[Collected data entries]
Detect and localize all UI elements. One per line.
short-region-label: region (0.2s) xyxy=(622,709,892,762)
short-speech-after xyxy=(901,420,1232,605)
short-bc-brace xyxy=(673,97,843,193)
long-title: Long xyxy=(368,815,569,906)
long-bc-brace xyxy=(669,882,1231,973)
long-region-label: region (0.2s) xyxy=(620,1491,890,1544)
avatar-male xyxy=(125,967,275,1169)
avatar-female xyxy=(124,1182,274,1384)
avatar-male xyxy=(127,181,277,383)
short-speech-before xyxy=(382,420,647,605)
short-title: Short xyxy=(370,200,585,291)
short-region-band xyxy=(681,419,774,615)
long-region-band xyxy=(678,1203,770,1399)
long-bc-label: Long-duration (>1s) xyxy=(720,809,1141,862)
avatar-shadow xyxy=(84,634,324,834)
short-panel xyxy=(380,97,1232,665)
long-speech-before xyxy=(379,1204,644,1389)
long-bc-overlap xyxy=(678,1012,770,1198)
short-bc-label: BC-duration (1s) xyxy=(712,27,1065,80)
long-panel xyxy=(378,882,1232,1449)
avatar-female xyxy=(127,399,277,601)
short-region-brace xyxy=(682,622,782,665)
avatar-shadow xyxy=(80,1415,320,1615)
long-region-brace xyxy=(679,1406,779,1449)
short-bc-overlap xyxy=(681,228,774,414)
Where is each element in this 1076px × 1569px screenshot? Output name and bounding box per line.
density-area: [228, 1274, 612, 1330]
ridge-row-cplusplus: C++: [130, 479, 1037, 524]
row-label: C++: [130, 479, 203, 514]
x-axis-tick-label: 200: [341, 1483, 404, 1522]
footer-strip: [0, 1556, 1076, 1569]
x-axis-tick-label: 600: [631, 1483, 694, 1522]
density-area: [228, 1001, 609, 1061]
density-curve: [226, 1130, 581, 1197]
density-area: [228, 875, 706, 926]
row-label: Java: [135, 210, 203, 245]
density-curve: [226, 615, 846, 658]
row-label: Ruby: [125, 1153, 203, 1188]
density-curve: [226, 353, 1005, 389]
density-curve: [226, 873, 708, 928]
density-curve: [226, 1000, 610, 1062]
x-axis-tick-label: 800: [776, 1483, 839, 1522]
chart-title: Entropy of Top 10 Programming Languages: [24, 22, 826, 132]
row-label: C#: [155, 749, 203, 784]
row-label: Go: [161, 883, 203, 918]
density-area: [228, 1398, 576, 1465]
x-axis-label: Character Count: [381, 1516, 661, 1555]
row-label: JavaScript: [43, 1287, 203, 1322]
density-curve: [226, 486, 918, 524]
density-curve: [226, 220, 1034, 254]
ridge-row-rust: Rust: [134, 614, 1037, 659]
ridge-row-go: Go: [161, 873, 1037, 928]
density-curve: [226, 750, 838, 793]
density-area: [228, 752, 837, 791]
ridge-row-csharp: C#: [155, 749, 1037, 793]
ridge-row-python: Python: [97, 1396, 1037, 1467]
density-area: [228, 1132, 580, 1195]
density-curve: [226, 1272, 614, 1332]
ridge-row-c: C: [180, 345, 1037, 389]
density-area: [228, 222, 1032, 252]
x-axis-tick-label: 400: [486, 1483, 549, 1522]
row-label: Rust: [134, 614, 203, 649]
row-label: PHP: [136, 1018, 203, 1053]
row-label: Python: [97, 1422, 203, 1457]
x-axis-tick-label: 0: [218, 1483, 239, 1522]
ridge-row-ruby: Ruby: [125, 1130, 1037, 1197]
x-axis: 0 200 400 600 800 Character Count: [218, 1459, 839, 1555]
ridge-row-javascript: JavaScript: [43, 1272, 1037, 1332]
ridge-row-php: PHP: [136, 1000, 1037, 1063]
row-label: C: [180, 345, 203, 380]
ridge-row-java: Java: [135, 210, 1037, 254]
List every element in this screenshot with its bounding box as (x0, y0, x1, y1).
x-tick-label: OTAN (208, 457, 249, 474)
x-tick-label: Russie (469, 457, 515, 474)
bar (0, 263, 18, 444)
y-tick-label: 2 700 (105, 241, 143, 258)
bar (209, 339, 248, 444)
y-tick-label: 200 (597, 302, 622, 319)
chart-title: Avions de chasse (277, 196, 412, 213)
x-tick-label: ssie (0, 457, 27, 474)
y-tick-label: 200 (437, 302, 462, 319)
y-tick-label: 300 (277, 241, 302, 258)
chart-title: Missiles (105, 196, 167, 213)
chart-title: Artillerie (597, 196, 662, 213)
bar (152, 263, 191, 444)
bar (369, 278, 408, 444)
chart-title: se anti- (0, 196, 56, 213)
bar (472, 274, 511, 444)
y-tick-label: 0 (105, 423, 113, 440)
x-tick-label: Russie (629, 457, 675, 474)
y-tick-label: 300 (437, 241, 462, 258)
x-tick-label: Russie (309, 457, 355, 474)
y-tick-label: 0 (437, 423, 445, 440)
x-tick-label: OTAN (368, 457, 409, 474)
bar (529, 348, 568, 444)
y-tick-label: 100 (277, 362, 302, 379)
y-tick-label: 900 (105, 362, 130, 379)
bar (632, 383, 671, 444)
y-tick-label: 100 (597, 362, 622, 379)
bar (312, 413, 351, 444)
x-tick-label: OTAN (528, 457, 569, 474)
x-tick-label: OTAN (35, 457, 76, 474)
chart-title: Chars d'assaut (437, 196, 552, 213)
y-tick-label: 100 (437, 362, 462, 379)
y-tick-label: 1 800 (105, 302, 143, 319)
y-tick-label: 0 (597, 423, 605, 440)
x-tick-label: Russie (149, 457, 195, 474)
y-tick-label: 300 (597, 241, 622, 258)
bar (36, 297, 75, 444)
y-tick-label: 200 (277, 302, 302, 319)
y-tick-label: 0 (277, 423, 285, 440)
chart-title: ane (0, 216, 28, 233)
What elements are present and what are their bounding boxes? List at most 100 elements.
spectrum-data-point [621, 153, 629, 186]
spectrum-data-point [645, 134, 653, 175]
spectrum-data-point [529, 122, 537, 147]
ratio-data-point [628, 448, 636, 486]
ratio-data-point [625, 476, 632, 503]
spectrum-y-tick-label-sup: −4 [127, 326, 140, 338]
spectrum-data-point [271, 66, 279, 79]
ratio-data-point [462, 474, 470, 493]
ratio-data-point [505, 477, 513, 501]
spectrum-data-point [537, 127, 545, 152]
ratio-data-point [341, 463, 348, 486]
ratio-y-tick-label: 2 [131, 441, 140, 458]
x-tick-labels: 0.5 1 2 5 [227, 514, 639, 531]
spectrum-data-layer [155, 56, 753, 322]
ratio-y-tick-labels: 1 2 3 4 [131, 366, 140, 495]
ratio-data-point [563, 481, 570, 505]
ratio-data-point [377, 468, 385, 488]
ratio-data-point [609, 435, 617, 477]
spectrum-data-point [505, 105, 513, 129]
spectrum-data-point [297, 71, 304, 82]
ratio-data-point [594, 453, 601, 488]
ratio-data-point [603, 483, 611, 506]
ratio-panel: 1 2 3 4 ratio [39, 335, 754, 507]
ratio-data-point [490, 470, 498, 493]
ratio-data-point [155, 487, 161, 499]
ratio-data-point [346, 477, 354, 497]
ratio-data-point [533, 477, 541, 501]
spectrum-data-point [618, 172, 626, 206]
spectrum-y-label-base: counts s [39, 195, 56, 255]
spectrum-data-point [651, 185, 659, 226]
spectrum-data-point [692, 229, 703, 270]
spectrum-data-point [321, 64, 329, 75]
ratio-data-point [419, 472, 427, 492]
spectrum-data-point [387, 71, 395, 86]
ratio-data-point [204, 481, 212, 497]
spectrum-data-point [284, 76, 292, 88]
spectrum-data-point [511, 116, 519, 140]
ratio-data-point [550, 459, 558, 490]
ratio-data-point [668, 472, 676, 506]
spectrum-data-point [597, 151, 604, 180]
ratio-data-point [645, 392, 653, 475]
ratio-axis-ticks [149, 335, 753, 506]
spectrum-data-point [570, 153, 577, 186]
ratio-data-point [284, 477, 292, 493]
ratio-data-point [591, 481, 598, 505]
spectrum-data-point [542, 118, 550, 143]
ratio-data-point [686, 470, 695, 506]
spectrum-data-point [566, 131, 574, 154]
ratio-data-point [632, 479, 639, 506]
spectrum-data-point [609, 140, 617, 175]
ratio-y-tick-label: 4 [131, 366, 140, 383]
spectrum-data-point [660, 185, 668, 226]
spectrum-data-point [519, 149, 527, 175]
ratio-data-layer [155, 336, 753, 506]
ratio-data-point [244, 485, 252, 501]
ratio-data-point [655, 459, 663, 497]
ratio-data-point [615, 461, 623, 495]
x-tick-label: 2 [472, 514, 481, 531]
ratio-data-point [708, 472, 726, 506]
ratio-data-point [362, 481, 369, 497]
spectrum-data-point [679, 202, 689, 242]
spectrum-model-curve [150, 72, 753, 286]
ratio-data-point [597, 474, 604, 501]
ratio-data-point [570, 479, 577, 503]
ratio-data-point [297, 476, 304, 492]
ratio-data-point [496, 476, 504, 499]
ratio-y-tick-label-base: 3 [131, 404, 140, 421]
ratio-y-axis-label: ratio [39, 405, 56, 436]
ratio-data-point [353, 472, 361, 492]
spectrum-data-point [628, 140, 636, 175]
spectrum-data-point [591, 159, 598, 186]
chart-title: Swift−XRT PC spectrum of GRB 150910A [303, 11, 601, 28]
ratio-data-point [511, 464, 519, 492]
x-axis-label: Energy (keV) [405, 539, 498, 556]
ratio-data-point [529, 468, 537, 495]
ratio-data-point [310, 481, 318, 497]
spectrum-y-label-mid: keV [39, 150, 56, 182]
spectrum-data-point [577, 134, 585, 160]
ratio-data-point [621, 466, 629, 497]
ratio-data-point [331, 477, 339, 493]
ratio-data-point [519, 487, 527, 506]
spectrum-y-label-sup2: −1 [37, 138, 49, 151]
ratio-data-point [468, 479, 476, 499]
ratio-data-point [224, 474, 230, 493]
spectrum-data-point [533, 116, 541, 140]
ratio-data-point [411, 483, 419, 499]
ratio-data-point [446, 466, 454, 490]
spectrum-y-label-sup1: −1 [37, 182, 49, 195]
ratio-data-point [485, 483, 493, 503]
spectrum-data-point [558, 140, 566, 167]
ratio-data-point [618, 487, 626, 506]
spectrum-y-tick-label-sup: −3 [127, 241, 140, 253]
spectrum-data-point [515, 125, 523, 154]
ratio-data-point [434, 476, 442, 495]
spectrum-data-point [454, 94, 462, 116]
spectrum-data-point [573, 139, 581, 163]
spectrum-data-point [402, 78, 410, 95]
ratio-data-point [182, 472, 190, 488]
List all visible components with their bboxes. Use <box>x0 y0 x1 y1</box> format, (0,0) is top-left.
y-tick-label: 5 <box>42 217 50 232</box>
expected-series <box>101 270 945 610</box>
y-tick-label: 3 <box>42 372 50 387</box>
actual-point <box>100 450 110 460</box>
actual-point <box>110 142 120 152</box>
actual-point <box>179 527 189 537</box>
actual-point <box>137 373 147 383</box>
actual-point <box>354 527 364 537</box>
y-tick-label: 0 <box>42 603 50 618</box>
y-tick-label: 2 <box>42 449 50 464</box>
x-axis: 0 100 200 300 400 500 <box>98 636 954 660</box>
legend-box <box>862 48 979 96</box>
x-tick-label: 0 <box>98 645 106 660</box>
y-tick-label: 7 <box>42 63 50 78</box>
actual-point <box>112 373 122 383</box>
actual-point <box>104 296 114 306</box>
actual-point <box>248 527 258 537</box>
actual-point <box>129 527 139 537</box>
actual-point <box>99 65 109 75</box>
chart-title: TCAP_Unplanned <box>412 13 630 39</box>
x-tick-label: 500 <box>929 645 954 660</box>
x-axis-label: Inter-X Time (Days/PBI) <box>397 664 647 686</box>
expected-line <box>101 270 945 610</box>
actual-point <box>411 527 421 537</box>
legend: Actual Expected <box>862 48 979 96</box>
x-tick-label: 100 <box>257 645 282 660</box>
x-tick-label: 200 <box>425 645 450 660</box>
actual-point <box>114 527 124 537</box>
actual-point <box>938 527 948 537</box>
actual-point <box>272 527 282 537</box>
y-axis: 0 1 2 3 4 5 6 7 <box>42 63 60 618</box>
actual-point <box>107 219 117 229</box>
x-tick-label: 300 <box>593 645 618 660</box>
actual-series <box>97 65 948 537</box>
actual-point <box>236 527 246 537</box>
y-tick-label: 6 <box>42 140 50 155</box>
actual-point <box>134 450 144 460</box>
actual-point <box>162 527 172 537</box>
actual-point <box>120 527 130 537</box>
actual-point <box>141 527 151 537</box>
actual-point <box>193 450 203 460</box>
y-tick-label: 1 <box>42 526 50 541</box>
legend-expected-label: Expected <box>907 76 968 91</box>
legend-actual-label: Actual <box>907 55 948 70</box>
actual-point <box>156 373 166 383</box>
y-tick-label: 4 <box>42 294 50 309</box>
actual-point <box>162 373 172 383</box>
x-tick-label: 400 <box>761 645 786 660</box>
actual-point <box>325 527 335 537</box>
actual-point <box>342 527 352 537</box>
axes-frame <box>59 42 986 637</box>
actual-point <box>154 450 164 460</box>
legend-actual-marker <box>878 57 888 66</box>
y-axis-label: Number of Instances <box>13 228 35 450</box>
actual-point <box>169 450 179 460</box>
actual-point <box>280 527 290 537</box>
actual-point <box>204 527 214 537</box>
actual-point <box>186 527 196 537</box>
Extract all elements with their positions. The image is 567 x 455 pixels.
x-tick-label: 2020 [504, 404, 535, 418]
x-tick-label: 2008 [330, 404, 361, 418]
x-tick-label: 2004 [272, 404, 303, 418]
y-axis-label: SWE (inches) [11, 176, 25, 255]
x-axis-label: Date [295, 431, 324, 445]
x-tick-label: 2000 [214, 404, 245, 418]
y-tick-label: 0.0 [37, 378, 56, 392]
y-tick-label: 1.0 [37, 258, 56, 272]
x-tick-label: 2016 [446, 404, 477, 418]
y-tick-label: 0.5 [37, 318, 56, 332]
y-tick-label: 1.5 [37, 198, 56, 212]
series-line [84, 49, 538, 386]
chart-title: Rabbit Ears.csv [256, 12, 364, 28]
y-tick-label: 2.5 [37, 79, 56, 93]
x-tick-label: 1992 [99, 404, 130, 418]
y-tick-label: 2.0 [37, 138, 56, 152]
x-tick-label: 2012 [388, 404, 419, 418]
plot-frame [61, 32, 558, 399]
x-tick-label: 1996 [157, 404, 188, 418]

**Written instruction:** Put the lines from the start of the entries up to and including the line containing "long-region-band xyxy=(678,1203,770,1399)" into a JSON list of strings, one string per line, leaving out blank lines.

**Worked answer:**
[
  "Detect and localize all UI elements. One per line.",
  "short-region-label: region (0.2s) xyxy=(622,709,892,762)",
  "short-speech-after xyxy=(901,420,1232,605)",
  "short-bc-brace xyxy=(673,97,843,193)",
  "long-title: Long xyxy=(368,815,569,906)",
  "long-bc-brace xyxy=(669,882,1231,973)",
  "long-region-label: region (0.2s) xyxy=(620,1491,890,1544)",
  "avatar-male xyxy=(125,967,275,1169)",
  "avatar-female xyxy=(124,1182,274,1384)",
  "avatar-male xyxy=(127,181,277,383)",
  "short-speech-before xyxy=(382,420,647,605)",
  "short-title: Short xyxy=(370,200,585,291)",
  "short-region-band xyxy=(681,419,774,615)",
  "long-region-band xyxy=(678,1203,770,1399)"
]